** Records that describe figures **
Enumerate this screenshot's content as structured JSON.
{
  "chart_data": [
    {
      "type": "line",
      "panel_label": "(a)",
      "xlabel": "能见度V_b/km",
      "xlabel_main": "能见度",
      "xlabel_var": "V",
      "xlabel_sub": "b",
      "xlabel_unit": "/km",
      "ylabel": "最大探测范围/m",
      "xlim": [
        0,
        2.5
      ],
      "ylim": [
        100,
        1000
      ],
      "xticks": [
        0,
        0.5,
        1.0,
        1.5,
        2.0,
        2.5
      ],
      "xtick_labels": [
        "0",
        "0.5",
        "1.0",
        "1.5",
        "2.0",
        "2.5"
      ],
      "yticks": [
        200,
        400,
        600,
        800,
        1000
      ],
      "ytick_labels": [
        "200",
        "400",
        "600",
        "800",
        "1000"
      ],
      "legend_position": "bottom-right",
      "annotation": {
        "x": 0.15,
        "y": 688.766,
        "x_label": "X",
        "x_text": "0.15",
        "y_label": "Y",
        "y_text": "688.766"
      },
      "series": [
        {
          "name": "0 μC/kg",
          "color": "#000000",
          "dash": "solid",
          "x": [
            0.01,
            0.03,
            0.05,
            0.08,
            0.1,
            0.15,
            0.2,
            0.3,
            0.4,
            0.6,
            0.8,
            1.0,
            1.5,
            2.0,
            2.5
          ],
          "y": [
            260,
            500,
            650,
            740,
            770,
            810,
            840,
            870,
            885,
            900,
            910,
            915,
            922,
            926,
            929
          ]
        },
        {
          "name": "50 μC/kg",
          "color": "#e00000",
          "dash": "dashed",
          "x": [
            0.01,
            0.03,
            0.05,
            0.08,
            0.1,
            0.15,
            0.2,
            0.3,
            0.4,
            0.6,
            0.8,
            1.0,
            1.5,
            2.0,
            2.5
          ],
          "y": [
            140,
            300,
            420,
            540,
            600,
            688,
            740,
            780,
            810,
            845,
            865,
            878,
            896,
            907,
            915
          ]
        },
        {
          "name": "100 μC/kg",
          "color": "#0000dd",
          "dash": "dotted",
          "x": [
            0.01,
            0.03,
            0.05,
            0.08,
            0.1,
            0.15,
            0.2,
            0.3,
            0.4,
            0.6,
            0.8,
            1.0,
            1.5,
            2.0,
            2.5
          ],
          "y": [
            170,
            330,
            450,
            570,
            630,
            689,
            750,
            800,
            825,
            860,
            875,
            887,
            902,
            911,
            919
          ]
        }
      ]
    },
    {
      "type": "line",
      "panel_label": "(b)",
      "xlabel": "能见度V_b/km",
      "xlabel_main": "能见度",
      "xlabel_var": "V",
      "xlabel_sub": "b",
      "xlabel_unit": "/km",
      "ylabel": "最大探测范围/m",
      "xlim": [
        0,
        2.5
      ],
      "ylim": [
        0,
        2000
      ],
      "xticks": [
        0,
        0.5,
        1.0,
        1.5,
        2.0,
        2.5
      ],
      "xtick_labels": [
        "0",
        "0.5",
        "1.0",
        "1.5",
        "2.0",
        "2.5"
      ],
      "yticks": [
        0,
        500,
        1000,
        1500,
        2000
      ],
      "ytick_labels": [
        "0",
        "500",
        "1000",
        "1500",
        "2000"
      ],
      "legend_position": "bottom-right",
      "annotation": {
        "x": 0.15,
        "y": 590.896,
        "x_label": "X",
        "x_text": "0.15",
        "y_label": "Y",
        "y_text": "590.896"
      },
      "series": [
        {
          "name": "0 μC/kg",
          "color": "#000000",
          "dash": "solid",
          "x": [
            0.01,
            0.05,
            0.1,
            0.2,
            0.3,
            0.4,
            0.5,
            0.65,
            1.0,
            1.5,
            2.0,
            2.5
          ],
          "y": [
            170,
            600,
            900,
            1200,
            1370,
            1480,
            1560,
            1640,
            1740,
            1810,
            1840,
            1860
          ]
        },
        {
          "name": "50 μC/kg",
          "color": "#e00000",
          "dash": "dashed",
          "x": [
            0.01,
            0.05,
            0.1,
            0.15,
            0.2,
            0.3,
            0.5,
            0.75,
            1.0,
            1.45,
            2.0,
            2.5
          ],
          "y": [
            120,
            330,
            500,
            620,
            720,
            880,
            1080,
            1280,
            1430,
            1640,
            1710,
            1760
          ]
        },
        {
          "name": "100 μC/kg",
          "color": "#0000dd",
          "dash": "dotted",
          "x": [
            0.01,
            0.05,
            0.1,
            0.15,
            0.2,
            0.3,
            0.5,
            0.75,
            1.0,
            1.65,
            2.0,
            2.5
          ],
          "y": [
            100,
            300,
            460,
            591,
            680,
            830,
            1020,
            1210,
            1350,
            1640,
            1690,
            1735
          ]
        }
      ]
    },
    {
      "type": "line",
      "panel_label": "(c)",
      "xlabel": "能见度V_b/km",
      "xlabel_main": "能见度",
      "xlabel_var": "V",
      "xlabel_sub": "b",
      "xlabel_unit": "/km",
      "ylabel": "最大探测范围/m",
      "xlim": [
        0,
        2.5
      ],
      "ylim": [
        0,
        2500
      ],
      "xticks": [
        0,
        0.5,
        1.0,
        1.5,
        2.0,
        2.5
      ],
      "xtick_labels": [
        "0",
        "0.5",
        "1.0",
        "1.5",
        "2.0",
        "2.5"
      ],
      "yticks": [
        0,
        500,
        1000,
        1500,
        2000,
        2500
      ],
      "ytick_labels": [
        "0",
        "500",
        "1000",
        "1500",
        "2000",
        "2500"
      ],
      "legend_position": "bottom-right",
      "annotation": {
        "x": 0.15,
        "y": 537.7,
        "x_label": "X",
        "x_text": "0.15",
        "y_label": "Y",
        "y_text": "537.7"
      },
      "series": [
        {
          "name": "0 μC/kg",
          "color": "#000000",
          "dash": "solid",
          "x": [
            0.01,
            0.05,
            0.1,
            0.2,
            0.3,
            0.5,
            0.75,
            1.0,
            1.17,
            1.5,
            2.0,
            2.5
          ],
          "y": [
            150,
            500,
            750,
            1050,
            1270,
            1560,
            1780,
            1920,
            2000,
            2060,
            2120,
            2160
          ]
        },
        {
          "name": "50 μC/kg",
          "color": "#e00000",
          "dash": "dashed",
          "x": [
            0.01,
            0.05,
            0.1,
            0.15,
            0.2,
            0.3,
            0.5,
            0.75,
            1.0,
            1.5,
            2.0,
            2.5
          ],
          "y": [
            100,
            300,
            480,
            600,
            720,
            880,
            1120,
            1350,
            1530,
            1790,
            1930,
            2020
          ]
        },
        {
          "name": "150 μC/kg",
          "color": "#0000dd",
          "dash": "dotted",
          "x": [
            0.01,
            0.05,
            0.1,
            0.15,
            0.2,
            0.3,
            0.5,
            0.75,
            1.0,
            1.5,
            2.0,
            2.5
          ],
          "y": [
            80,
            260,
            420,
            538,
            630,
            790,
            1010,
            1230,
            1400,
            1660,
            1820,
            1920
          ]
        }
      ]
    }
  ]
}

** Required work **
Print every record exactly as it was given.

** Reply to the exercise **
Enumerate this screenshot's content as structured JSON.
{
  "chart_data": [
    {
      "type": "line",
      "panel_label": "(a)",
      "xlabel": "能见度V_b/km",
      "xlabel_main": "能见度",
      "xlabel_var": "V",
      "xlabel_sub": "b",
      "xlabel_unit": "/km",
      "ylabel": "最大探测范围/m",
      "xlim": [
        0,
        2.5
      ],
      "ylim": [
        100,
        1000
      ],
      "xticks": [
        0,
        0.5,
        1.0,
        1.5,
        2.0,
        2.5
      ],
      "xtick_labels": [
        "0",
        "0.5",
        "1.0",
        "1.5",
        "2.0",
        "2.5"
      ],
      "yticks": [
        200,
        400,
        600,
        800,
        1000
      ],
      "ytick_labels": [
        "200",
        "400",
        "600",
        "800",
        "1000"
      ],
      "legend_position": "bottom-right",
      "annotation": {
        "x": 0.15,
        "y": 688.766,
        "x_label": "X",
        "x_text": "0.15",
        "y_label": "Y",
        "y_text": "688.766"
      },
      "series": [
        {
          "name": "0 μC/kg",
          "color": "#000000",
          "dash": "solid",
          "x": [
            0.01,
            0.03,
            0.05,
            0.08,
            0.1,
            0.15,
            0.2,
            0.3,
            0.4,
            0.6,
            0.8,
            1.0,
            1.5,
            2.0,
            2.5
          ],
          "y": [
            260,
            500,
            650,
            740,
            770,
            810,
            840,
            870,
            885,
            900,
            910,
            915,
            922,
            926,
            929
          ]
        },
        {
          "name": "50 μC/kg",
          "color": "#e00000",
          "dash": "dashed",
          "x": [
            0.01,
            0.03,
            0.05,
            0.08,
            0.1,
            0.15,
            0.2,
            0.3,
            0.4,
            0.6,
            0.8,
            1.0,
            1.5,
            2.0,
            2.5
          ],
          "y": [
            140,
            300,
            420,
            540,
            600,
            688,
            740,
            780,
            810,
            845,
            865,
            878,
            896,
            907,
            915
          ]
        },
        {
          "name": "100 μC/kg",
          "color": "#0000dd",
          "dash": "dotted",
          "x": [
            0.01,
            0.03,
            0.05,
            0.08,
            0.1,
            0.15,
            0.2,
            0.3,
            0.4,
            0.6,
            0.8,
            1.0,
            1.5,
            2.0,
            2.5
          ],
          "y": [
            170,
            330,
            450,
            570,
            630,
            689,
            750,
            800,
            825,
            860,
            875,
            887,
            902,
            911,
            919
          ]
        }
      ]
    },
    {
      "type": "line",
      "panel_label": "(b)",
      "xlabel": "能见度V_b/km",
      "xlabel_main": "能见度",
      "xlabel_var": "V",
      "xlabel_sub": "b",
      "xlabel_unit": "/km",
      "ylabel": "最大探测范围/m",
      "xlim": [
        0,
        2.5
      ],
      "ylim": [
        0,
        2000
      ],
      "xticks": [
        0,
        0.5,
        1.0,
        1.5,
        2.0,
        2.5
      ],
      "xtick_labels": [
        "0",
        "0.5",
        "1.0",
        "1.5",
        "2.0",
        "2.5"
      ],
      "yticks": [
        0,
        500,
        1000,
        1500,
        2000
      ],
      "ytick_labels": [
        "0",
        "500",
        "1000",
        "1500",
        "2000"
      ],
      "legend_position": "bottom-right",
      "annotation": {
        "x": 0.15,
        "y": 590.896,
        "x_label": "X",
        "x_text": "0.15",
        "y_label": "Y",
        "y_text": "590.896"
      },
      "series": [
        {
          "name": "0 μC/kg",
          "color": "#000000",
          "dash": "solid",
          "x": [
            0.01,
            0.05,
            0.1,
            0.2,
            0.3,
            0.4,
            0.5,
            0.65,
            1.0,
            1.5,
            2.0,
            2.5
          ],
          "y": [
            170,
            600,
            900,
            1200,
            1370,
            1480,
            1560,
            1640,
            1740,
            1810,
            1840,
            1860
          ]
        },
        {
          "name": "50 μC/kg",
          "color": "#e00000",
          "dash": "dashed",
          "x": [
            0.01,
            0.05,
            0.1,
            0.15,
            0.2,
            0.3,
            0.5,
            0.75,
            1.0,
            1.45,
            2.0,
            2.5
          ],
          "y": [
            120,
            330,
            500,
            620,
            720,
            880,
            1080,
            1280,
            1430,
            1640,
            1710,
            1760
          ]
        },
        {
          "name": "100 μC/kg",
          "color": "#0000dd",
          "dash": "dotted",
          "x": [
            0.01,
            0.05,
            0.1,
            0.15,
            0.2,
            0.3,
            0.5,
            0.75,
            1.0,
            1.65,
            2.0,
            2.5
          ],
          "y": [
            100,
            300,
            460,
            591,
            680,
            830,
            1020,
            1210,
            1350,
            1640,
            1690,
            1735
          ]
        }
      ]
    },
    {
      "type": "line",
      "panel_label": "(c)",
      "xlabel": "能见度V_b/km",
      "xlabel_main": "能见度",
      "xlabel_var": "V",
      "xlabel_sub": "b",
      "xlabel_unit": "/km",
      "ylabel": "最大探测范围/m",
      "xlim": [
        0,
        2.5
      ],
      "ylim": [
        0,
        2500
      ],
      "xticks": [
        0,
        0.5,
        1.0,
        1.5,
        2.0,
        2.5
      ],
      "xtick_labels": [
        "0",
        "0.5",
        "1.0",
        "1.5",
        "2.0",
        "2.5"
      ],
      "yticks": [
        0,
        500,
        1000,
        1500,
        2000,
        2500
      ],
      "ytick_labels": [
        "0",
        "500",
        "1000",
        "1500",
        "2000",
        "2500"
      ],
      "legend_position": "bottom-right",
      "annotation": {
        "x": 0.15,
        "y": 537.7,
        "x_label": "X",
        "x_text": "0.15",
        "y_label": "Y",
        "y_text": "537.7"
      },
      "series": [
        {
          "name": "0 μC/kg",
          "color": "#000000",
          "dash": "solid",
          "x": [
            0.01,
            0.05,
            0.1,
            0.2,
            0.3,
            0.5,
            0.75,
            1.0,
            1.17,
            1.5,
            2.0,
            2.5
          ],
          "y": [
            150,
            500,
            750,
            1050,
            1270,
            1560,
            1780,
            1920,
            2000,
            2060,
            2120,
            2160
          ]
        },
        {
          "name": "50 μC/kg",
          "color": "#e00000",
          "dash": "dashed",
          "x": [
            0.01,
            0.05,
            0.1,
            0.15,
            0.2,
            0.3,
            0.5,
            0.75,
            1.0,
            1.5,
            2.0,
            2.5
          ],
          "y": [
            100,
            300,
            480,
            600,
            720,
            880,
            1120,
            1350,
            1530,
            1790,
            1930,
            2020
          ]
        },
        {
          "name": "150 μC/kg",
          "color": "#0000dd",
          "dash": "dotted",
          "x": [
            0.01,
            0.05,
            0.1,
            0.15,
            0.2,
            0.3,
            0.5,
            0.75,
            1.0,
            1.5,
            2.0,
            2.5
          ],
          "y": [
            80,
            260,
            420,
            538,
            630,
            790,
            1010,
            1230,
            1400,
            1660,
            1820,
            1920
          ]
        }
      ]
    }
  ]
}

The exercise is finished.